# What the task requires
Gather all lines from the material that contain "data".

** begin **

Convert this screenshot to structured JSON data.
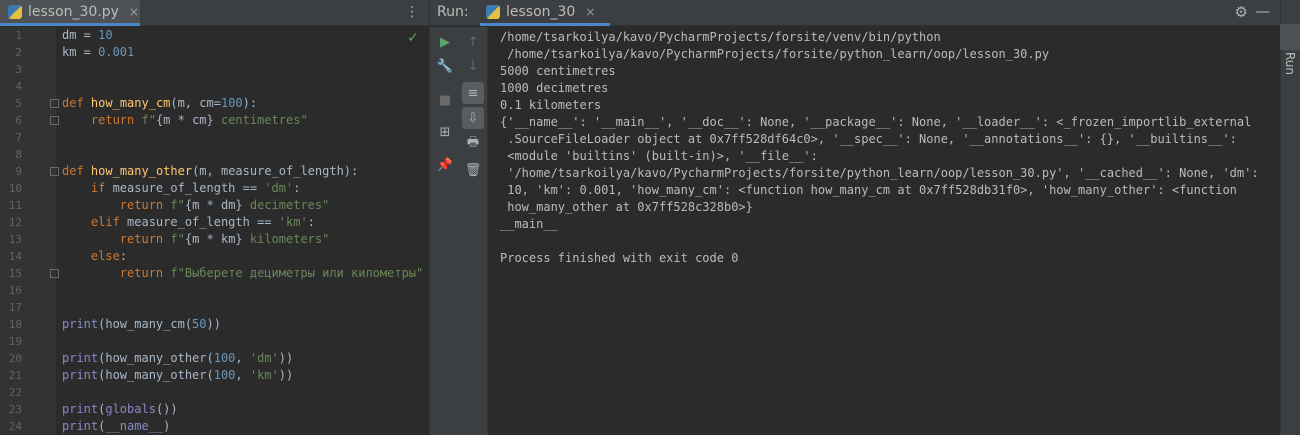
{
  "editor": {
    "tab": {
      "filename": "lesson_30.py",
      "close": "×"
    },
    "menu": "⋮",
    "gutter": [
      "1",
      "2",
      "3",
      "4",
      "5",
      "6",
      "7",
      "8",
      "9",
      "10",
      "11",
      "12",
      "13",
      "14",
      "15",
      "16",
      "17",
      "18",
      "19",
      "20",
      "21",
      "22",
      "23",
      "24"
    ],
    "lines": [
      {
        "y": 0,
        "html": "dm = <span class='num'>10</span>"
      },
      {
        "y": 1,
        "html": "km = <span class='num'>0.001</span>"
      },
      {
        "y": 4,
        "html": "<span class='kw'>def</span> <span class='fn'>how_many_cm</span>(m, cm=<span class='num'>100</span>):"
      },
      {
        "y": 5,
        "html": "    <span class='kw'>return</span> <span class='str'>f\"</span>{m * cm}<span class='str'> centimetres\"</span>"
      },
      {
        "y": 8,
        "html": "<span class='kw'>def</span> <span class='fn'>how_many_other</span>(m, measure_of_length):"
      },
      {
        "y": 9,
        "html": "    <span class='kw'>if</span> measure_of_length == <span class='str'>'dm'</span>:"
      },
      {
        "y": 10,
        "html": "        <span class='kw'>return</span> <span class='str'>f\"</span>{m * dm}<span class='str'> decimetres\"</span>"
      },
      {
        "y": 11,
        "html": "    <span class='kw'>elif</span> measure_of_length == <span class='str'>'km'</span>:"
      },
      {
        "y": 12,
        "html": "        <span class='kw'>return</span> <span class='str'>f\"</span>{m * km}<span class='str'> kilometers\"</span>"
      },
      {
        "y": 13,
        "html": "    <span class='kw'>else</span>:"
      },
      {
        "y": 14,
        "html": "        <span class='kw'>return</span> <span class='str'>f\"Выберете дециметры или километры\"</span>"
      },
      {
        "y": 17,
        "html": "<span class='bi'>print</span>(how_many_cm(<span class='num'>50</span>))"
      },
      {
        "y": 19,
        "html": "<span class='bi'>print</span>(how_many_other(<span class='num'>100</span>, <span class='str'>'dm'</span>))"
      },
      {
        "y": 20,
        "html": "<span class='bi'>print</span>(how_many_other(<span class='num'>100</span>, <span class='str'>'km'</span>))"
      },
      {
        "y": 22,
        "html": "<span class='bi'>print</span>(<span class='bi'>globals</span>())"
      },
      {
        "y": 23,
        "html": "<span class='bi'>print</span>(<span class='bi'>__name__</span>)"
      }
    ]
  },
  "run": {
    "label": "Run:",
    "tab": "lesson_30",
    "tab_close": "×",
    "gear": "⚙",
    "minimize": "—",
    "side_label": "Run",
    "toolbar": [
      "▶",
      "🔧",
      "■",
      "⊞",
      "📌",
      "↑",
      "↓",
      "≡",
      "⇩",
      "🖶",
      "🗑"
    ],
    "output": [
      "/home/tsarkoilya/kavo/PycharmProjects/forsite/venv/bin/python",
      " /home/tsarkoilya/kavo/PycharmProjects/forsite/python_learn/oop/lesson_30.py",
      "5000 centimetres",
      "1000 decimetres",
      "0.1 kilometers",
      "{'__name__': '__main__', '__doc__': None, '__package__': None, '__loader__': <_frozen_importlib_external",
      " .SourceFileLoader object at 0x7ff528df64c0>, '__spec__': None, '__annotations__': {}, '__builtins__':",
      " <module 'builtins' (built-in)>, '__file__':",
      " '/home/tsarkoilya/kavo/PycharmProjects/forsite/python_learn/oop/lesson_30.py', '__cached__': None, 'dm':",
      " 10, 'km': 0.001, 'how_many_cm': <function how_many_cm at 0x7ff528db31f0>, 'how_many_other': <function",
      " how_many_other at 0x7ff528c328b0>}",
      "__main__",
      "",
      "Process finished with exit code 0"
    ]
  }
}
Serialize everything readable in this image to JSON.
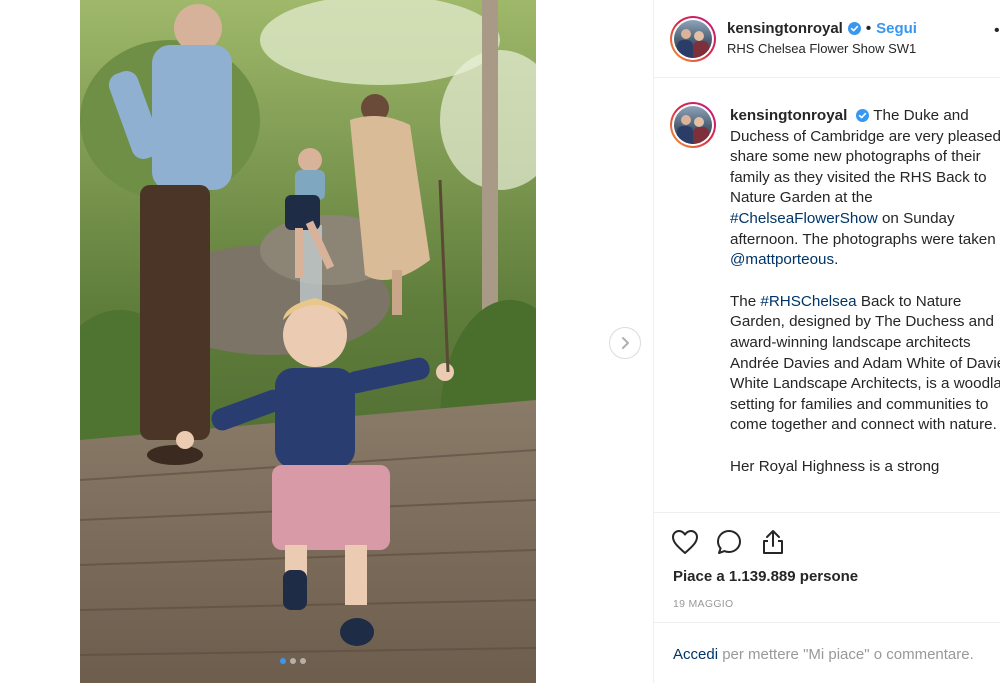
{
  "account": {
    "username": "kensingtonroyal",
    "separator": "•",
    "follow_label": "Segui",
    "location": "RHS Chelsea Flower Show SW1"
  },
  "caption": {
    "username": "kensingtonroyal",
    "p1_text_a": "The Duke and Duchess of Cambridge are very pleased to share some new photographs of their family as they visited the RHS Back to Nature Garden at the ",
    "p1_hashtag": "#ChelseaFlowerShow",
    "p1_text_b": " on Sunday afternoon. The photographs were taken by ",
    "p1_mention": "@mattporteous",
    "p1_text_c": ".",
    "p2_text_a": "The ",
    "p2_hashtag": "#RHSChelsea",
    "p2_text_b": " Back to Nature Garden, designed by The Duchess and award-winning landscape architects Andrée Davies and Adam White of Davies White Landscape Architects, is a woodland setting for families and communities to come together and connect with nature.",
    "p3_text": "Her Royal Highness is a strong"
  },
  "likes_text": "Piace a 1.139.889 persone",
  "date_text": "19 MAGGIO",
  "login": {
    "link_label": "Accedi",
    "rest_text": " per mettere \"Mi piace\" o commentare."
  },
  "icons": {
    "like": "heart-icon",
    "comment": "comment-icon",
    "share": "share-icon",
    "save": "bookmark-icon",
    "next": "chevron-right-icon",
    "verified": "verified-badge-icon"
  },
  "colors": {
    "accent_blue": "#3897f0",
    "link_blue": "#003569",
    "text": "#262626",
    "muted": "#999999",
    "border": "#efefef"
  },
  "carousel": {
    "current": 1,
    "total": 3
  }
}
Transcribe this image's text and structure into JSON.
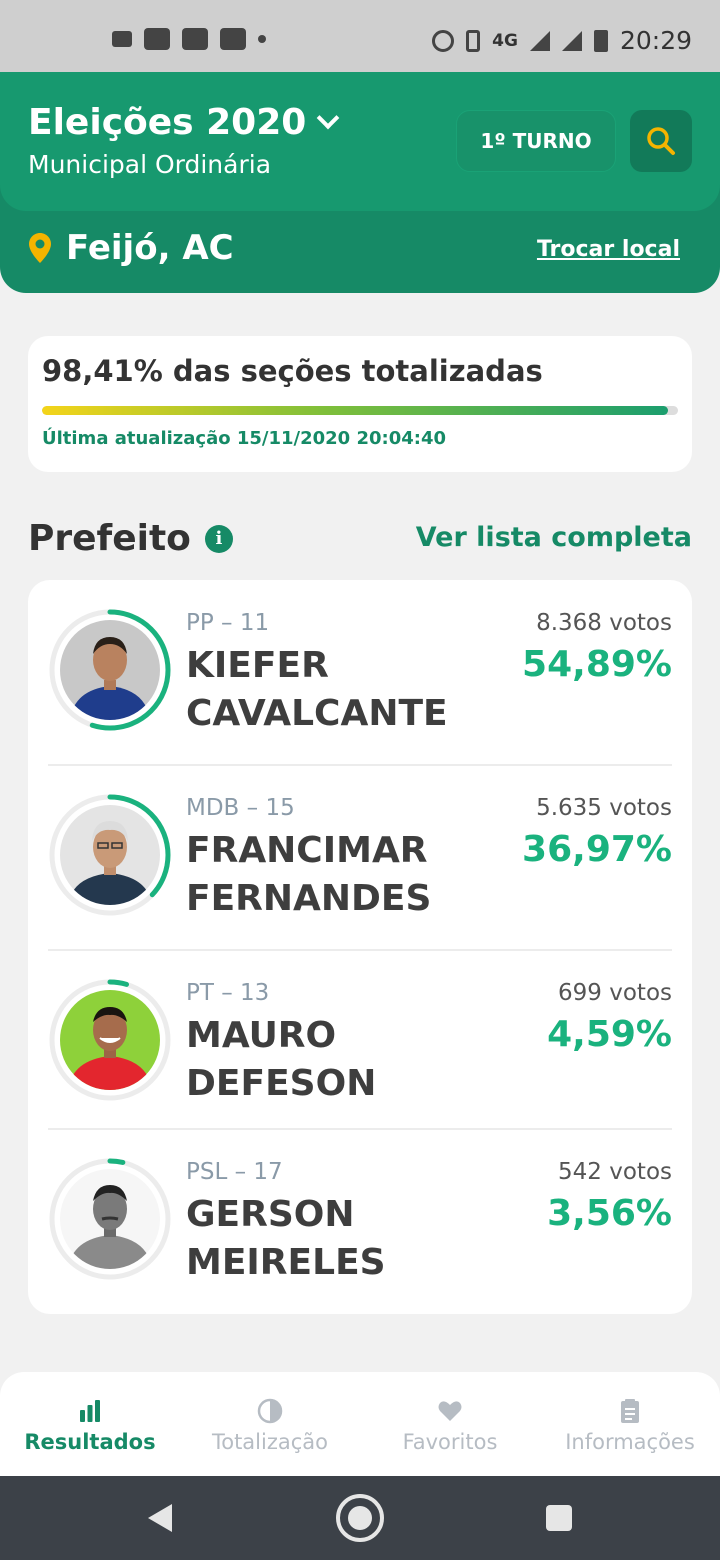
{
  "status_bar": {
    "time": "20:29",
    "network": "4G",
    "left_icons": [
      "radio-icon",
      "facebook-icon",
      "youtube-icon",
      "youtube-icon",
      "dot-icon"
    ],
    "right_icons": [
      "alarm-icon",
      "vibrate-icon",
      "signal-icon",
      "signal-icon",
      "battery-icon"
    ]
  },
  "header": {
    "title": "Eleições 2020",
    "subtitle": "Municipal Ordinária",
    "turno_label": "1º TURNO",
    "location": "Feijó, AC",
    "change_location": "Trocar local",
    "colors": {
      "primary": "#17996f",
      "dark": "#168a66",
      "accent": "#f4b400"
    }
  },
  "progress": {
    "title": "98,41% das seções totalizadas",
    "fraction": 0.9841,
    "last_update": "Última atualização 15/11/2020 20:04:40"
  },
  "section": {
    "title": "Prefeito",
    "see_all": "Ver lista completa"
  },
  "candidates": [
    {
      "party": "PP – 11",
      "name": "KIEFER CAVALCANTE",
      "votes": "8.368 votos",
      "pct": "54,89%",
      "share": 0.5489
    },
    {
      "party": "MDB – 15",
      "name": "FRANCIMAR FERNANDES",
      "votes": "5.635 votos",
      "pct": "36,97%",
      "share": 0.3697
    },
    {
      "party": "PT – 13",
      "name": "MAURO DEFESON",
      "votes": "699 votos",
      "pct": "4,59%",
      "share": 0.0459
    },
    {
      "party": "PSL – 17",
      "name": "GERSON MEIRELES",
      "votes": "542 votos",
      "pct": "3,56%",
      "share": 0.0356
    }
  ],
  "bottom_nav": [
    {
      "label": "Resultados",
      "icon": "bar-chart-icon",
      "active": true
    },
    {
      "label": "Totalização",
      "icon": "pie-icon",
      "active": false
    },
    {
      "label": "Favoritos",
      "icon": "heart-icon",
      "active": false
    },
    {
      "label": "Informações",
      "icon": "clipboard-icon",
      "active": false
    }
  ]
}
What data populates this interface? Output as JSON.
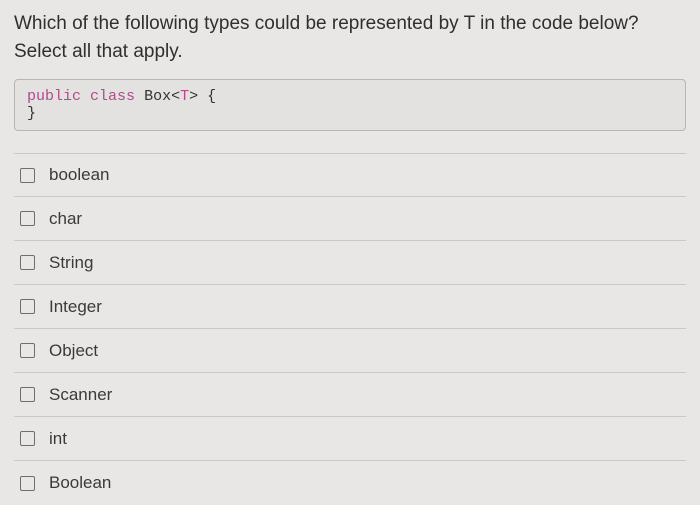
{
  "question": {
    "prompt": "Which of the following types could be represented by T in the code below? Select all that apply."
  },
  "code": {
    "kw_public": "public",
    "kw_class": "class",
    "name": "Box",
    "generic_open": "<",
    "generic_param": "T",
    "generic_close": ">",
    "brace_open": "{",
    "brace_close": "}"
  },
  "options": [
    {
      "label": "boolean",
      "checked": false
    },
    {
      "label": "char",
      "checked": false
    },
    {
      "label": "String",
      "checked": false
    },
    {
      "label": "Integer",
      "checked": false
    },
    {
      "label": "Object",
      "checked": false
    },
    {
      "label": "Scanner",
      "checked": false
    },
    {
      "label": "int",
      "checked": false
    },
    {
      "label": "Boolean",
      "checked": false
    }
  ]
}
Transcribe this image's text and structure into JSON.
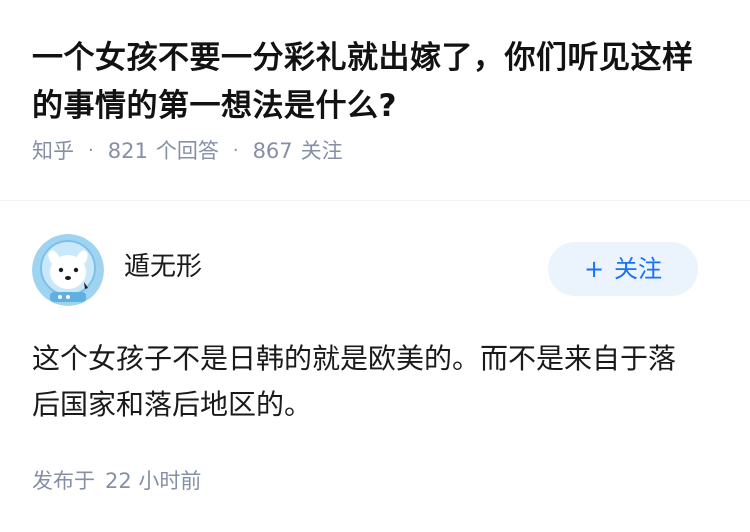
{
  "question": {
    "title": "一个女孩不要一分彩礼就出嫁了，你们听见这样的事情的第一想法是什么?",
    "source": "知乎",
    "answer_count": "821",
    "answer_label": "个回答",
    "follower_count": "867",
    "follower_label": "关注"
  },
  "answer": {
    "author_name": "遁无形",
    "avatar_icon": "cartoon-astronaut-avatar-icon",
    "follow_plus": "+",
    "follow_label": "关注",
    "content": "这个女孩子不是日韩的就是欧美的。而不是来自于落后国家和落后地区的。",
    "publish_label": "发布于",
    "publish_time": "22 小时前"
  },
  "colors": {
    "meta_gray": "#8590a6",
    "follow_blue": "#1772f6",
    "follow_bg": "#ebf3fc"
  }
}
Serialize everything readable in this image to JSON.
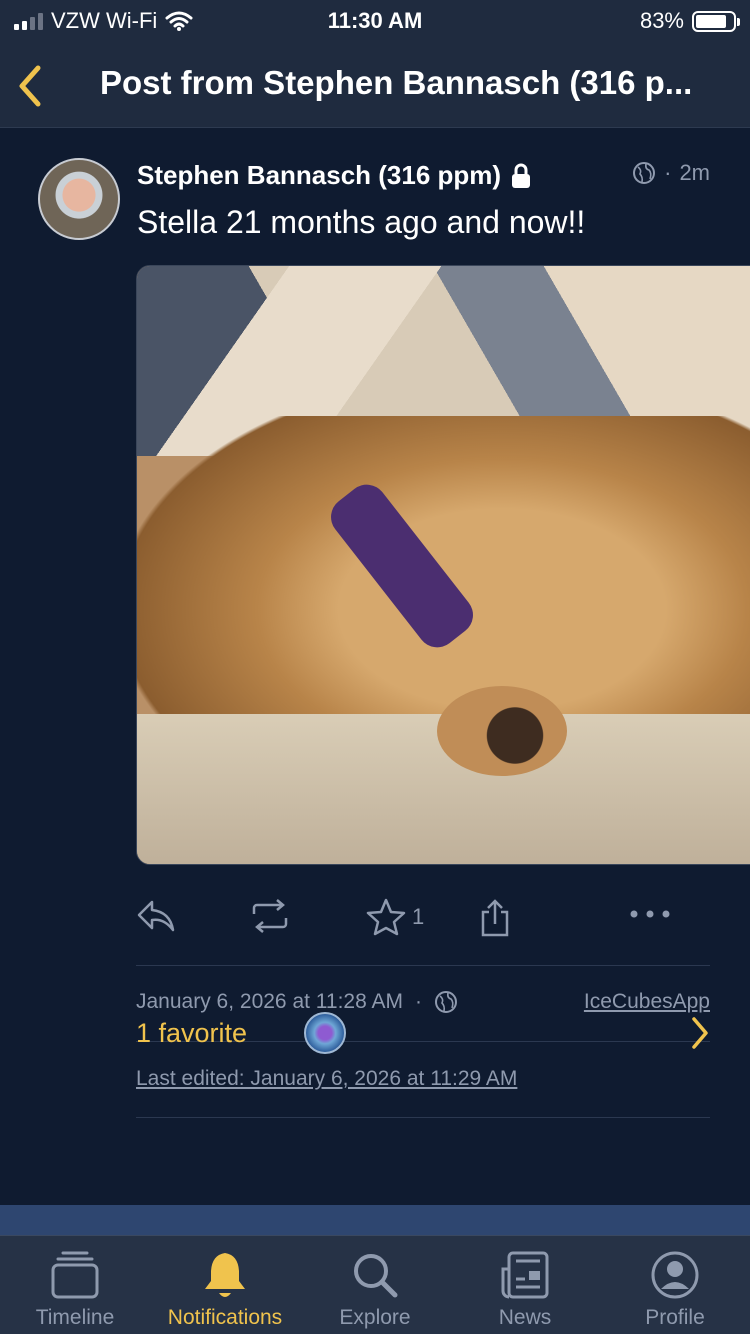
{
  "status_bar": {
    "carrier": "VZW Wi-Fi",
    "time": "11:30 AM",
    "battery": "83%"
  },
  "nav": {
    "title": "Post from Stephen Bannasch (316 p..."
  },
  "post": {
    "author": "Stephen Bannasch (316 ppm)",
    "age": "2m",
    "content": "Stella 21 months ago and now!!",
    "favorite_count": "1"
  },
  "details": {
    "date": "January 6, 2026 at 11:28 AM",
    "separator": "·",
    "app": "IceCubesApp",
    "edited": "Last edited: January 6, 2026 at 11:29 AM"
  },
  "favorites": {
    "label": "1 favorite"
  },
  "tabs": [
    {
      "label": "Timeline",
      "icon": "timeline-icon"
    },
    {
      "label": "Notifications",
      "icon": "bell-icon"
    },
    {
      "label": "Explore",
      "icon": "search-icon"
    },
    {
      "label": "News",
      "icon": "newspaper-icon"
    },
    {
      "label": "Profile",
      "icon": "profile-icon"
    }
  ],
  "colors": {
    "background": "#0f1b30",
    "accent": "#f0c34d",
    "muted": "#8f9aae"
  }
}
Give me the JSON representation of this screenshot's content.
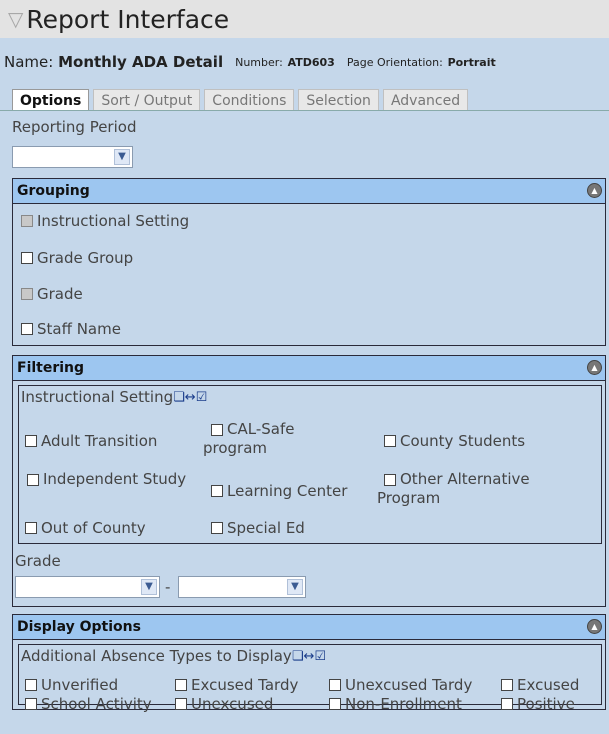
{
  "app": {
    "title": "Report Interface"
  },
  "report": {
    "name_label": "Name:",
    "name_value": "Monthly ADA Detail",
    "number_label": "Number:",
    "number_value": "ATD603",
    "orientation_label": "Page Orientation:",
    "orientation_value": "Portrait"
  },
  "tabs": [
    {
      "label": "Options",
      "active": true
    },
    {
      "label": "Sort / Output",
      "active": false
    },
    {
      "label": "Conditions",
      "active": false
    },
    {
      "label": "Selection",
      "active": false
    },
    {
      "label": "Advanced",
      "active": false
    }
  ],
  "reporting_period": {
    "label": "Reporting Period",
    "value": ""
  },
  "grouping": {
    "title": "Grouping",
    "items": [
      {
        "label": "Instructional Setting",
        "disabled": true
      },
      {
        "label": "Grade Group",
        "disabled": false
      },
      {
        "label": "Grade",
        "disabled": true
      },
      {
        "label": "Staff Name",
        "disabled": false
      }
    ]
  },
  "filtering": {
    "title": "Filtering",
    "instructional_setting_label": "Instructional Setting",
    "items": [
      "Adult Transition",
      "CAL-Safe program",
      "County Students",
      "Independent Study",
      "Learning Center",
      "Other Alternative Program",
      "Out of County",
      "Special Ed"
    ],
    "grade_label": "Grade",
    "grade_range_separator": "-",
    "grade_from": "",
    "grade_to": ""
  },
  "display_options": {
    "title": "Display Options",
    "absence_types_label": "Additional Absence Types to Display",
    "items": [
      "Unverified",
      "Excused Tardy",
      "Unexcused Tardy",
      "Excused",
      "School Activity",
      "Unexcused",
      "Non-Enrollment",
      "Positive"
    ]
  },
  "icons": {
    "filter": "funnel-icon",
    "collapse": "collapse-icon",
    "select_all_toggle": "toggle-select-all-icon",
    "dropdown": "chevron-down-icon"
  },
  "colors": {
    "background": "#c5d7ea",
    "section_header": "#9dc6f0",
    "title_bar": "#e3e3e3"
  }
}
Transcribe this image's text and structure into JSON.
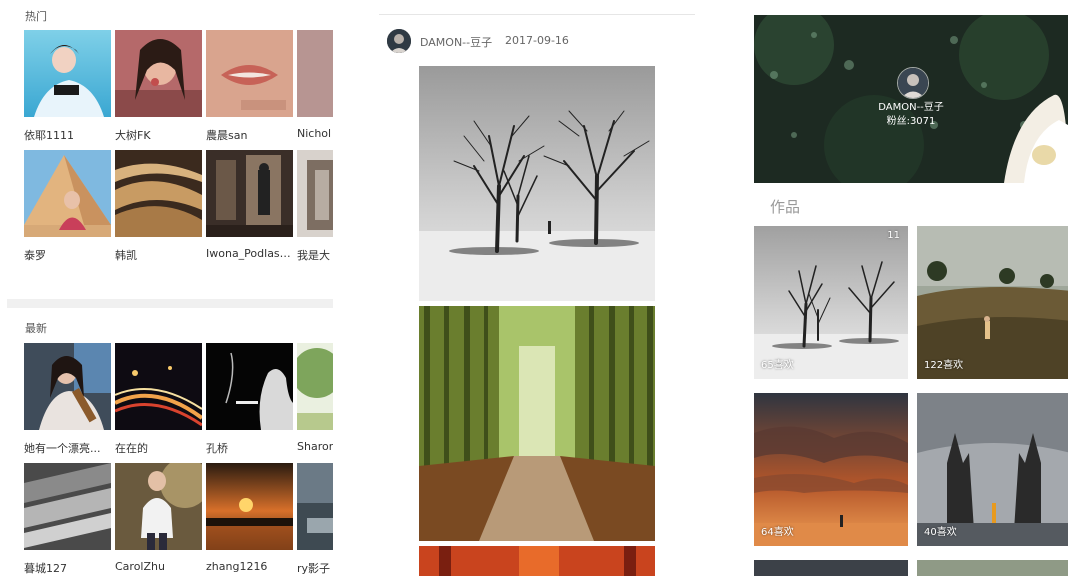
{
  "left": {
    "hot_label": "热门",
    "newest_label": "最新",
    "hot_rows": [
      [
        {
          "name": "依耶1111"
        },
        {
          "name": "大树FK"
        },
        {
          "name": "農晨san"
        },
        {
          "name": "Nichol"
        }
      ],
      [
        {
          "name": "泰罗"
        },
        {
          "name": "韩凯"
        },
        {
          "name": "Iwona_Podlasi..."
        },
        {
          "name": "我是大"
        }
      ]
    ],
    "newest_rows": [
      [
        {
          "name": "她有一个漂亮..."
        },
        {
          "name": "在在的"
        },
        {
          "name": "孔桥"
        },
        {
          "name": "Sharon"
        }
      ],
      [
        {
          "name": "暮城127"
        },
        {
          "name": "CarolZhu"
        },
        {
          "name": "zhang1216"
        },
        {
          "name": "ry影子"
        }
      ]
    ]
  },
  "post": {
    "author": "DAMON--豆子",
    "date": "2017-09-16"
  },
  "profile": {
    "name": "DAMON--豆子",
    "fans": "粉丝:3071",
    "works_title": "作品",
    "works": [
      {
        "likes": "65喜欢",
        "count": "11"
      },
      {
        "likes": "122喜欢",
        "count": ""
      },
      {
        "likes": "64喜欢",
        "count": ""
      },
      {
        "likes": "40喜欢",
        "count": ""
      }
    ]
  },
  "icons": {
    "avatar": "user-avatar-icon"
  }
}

** end **

# Response
Convert this screenshot to structured JSON data.
What data populates this interface? Output as JSON.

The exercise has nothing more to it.